Lonely Only Child? Not So Much-Thanks to Kids’ Classes and ….
*Mykaela (in the front) with her dance class friends.*
Gymboree Throwback! Mykaela 8 months!
I grew up as an only child. I was not spoiled. I did not think the universe revolved around me. I absolutely was not lonely. Those are the general stereotypes of only children, and like many stereotypes there is some basis to it but it has been grossly overgeneralized. The biggest stereotype is the one about being lonely. People who are not onlies seem to think that only children spend mass amounts of time brooding in their rooms wishing they had siblings. Nope. I played in my room just fine with all my stuff uninterrupted and never had to worry about anyone whining because I wouldn’t share. My books were mine, my video games were mine, and all my stuff stayed where I put it. When I wanted to share and have social interaction I had other little people called friends. Friends are awesome! I could play with them when I wanted to be around people, and when I didn’t want to I could stay home and enjoy my alone time. Friends are like siblings outside of the house so I had the best of both worlds. While other kids complained about how annoying their siblings were or how one got more attention than the other, I was quite smug about the fact that I did not have those problems. Not only were my possessions all mine, but my mom was all mine too! There was no scheduling alone time with mom. There was no “not right now Cassaundra, Mommy has to take care of BrotherSister.” Nope! I shared my mom on school trips or if I invited a friend to come along on an outing. Ok, so maybe a little spoiled, but not in the stereotypical only kid way.

▸ **SOURCE INFORMATION**
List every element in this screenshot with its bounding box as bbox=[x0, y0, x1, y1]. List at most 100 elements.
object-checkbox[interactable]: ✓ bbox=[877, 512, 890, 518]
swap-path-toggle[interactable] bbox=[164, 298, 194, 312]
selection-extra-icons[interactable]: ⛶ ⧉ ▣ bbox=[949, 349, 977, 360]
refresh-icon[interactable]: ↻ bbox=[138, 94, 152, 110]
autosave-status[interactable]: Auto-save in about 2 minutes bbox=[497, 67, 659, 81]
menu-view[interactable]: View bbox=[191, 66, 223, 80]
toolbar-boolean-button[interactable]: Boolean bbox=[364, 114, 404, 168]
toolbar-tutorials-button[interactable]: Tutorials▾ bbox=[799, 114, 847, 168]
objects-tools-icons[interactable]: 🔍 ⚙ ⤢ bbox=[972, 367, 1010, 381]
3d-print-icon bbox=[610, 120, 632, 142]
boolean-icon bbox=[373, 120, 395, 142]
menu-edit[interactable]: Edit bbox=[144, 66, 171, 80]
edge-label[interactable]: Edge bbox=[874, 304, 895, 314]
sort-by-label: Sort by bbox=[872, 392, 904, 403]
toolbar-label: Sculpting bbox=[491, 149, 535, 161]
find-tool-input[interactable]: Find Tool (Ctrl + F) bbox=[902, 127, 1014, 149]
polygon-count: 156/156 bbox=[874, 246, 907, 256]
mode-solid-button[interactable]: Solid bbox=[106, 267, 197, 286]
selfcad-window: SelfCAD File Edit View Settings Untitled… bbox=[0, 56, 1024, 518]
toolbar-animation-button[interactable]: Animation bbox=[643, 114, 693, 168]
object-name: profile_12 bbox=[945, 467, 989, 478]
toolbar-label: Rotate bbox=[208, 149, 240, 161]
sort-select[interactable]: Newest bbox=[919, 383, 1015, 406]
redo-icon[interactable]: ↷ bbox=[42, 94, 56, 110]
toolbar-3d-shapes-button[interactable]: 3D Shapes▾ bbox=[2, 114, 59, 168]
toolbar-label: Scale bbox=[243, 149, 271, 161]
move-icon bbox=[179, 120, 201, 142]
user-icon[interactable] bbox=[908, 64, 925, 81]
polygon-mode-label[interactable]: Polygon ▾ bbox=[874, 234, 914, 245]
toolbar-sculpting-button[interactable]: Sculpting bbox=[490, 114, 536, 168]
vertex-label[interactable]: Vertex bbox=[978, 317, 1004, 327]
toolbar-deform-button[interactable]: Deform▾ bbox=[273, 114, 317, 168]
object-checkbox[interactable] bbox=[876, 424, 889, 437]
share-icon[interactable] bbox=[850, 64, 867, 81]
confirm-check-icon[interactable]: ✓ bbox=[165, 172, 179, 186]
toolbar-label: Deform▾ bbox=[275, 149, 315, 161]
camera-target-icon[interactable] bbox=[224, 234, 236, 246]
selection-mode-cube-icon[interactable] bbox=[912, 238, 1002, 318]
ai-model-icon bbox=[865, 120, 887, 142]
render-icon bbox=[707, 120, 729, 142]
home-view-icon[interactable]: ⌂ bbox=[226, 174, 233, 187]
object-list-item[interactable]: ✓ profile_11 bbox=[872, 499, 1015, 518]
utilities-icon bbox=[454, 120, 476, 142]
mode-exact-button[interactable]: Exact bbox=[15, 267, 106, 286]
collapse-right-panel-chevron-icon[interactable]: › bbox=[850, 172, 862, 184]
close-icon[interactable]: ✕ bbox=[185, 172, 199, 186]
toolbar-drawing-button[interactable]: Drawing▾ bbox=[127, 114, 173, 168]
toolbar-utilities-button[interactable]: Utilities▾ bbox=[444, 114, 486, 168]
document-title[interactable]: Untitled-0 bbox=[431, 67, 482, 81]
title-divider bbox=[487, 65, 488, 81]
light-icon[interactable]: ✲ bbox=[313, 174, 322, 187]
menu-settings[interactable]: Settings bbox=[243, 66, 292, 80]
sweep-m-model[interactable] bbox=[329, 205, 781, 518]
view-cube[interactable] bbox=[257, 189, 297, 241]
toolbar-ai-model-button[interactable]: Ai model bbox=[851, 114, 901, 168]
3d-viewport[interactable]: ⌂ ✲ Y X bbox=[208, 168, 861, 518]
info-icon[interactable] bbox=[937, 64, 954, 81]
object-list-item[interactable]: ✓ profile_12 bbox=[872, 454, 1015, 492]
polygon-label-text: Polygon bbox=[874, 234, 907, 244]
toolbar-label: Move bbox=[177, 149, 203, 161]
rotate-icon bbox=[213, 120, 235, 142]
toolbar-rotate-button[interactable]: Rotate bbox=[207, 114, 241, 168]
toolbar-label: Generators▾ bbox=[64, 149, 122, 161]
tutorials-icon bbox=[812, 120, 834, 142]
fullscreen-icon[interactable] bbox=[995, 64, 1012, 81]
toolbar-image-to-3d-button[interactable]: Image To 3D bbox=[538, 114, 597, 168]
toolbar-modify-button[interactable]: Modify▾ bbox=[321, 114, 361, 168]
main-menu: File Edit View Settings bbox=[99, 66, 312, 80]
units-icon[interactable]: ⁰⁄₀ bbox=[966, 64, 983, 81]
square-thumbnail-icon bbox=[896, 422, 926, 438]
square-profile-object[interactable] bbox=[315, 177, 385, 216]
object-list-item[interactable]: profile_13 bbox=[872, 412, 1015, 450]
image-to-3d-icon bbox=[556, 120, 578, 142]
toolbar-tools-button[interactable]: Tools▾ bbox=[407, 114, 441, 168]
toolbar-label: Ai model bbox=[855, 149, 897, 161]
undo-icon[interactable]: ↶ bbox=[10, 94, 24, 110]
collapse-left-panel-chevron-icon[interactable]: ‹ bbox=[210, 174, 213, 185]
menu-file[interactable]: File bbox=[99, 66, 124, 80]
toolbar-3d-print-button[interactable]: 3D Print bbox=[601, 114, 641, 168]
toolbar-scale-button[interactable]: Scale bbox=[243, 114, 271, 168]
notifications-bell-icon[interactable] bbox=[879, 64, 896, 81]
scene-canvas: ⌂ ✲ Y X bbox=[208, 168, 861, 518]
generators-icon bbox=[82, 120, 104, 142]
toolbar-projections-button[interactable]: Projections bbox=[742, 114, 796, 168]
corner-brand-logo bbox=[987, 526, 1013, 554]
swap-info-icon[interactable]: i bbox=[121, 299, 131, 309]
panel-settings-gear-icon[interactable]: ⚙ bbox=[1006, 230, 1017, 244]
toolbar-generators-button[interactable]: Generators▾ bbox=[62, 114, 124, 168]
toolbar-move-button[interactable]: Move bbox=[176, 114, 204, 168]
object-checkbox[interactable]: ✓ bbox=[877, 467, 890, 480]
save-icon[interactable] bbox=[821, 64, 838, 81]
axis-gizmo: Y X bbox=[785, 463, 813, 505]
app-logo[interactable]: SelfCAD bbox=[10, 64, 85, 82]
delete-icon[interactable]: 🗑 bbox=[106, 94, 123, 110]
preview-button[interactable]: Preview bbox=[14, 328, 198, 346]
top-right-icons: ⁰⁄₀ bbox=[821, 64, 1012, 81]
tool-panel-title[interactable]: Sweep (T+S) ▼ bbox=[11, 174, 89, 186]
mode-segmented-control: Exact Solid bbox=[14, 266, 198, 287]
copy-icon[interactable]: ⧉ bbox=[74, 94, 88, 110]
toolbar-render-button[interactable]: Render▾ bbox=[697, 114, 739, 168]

▸ **INSTRUCTIONS FOR THE TASK**
Translate this sentence from the essay about growing up as an only child into Spanish: "Friends are like siblings outside of the house so I had the best of both worlds." The material plays no part in this.

▸ **RESULT FOR THIS EXERCISE**
Los amigos son como hermanos fuera de casa, así que tenía lo mejor de ambos mundos.